Exercise aim
Look through the material and tally each line bearing the word "djup". Give only the total.

Entries shown
========================================

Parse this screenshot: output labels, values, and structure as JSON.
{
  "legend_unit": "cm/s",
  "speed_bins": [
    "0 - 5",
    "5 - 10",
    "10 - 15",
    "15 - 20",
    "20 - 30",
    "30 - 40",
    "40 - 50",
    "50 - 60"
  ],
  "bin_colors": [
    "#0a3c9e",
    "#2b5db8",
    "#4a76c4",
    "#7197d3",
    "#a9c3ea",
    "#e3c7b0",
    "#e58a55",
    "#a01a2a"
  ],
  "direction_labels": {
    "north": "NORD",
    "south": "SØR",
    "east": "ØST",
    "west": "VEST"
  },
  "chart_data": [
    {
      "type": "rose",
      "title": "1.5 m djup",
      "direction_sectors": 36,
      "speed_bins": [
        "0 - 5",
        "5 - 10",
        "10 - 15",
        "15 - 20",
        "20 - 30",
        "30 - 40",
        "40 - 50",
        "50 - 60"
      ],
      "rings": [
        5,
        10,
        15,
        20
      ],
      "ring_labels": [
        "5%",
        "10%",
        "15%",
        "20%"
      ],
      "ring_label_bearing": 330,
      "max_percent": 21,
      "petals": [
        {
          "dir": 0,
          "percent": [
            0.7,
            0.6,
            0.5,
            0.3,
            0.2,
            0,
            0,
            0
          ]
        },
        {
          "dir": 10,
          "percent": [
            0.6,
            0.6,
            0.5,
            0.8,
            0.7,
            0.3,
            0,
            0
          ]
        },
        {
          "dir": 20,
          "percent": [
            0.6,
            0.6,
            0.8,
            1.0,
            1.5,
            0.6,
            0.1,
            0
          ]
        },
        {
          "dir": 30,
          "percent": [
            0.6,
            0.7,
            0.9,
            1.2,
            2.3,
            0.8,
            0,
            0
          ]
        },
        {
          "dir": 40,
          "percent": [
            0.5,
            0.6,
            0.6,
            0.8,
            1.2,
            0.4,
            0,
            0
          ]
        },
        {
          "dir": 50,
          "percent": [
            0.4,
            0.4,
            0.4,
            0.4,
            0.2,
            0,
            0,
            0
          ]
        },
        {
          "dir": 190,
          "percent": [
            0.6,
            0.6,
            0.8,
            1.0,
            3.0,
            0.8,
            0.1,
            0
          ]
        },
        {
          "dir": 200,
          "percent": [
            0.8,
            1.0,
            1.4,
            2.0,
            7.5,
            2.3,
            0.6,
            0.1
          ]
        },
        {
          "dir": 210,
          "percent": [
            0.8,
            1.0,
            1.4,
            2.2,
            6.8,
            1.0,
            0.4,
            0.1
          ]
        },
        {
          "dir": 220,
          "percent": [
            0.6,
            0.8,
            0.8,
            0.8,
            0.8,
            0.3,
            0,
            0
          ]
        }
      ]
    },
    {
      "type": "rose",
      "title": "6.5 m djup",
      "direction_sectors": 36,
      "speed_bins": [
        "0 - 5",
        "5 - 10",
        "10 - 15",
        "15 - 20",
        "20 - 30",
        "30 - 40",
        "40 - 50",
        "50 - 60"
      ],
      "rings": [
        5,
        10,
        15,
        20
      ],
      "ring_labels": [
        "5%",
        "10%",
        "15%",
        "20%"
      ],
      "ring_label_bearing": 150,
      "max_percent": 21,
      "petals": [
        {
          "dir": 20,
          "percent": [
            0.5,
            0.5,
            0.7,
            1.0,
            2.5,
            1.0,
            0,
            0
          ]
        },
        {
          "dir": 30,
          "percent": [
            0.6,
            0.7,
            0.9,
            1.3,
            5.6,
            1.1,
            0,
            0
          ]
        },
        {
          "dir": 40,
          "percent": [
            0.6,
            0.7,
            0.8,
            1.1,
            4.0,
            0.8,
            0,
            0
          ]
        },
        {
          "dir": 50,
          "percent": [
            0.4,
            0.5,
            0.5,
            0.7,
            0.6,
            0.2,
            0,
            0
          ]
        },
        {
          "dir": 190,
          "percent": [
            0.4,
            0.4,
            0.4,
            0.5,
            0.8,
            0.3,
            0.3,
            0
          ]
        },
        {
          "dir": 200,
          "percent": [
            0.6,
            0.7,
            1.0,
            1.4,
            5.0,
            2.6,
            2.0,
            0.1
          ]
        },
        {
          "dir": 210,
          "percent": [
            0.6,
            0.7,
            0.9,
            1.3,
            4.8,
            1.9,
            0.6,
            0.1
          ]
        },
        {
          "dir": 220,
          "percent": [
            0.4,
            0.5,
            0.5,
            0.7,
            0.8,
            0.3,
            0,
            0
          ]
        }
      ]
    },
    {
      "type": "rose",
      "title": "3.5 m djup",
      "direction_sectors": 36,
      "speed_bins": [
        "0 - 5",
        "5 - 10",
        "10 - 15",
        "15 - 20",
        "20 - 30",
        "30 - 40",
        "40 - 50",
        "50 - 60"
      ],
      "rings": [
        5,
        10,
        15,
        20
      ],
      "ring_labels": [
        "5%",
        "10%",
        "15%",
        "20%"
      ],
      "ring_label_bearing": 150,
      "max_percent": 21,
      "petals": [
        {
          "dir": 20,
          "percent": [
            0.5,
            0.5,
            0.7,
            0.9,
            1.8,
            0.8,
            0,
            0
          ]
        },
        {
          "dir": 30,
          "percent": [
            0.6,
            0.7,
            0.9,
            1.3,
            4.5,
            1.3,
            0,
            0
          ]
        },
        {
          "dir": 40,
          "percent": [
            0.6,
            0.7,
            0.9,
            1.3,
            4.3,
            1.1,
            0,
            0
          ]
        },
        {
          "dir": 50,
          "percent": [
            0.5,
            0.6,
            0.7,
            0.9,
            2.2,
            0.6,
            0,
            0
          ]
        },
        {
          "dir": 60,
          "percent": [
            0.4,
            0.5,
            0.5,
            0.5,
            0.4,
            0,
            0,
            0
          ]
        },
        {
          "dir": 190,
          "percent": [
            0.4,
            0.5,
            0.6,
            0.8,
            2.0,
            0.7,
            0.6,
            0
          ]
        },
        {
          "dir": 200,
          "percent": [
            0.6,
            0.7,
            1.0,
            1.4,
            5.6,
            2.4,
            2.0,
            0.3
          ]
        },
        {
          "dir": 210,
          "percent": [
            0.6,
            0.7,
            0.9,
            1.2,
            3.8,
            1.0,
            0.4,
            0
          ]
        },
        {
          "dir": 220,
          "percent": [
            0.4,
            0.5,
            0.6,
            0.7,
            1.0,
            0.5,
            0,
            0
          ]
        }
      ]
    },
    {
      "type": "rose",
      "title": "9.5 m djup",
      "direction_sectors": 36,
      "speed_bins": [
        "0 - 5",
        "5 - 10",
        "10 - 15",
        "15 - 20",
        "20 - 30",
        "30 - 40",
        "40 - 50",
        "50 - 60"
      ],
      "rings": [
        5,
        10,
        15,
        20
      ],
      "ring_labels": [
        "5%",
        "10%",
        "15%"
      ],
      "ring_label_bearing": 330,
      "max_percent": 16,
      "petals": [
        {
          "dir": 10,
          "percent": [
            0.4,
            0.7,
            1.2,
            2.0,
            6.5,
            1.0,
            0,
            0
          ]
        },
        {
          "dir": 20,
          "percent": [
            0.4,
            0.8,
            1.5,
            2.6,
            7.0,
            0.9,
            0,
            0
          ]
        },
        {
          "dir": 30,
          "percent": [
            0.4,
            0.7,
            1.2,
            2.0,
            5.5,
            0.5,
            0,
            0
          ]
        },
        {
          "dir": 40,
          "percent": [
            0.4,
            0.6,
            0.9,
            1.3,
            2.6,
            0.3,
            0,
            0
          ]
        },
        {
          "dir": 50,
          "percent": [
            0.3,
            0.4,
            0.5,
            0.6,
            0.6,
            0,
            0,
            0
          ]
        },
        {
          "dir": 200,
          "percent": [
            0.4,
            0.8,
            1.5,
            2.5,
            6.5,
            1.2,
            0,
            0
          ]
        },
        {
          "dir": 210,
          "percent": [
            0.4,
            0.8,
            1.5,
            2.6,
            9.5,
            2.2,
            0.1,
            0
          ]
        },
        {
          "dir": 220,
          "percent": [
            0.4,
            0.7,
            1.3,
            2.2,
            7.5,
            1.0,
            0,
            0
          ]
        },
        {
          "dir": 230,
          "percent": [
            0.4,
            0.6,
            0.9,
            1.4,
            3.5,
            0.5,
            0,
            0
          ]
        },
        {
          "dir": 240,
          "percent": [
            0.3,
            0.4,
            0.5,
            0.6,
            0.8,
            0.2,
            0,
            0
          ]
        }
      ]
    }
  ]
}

========================================

Exercise output
4